**Excerpted data**
## begin
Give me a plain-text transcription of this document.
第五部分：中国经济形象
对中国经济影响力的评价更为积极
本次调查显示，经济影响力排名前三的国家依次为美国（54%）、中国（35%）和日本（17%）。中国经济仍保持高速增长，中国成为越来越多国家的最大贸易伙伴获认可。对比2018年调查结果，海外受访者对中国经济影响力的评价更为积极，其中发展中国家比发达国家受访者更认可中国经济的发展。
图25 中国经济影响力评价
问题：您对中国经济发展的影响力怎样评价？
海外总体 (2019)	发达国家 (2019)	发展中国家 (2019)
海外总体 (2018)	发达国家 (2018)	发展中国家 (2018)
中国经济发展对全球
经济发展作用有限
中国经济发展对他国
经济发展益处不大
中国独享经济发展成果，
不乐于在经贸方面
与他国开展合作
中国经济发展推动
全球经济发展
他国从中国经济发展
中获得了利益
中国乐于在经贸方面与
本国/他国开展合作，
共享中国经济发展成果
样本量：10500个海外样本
## end
**What you have to do**
Search the entries for the word "海外总体" and pick out every line that holds it.

**Reply to the exercise**
海外总体 (2019)	发达国家 (2019)	发展中国家 (2019)
海外总体 (2018)	发达国家 (2018)	发展中国家 (2018)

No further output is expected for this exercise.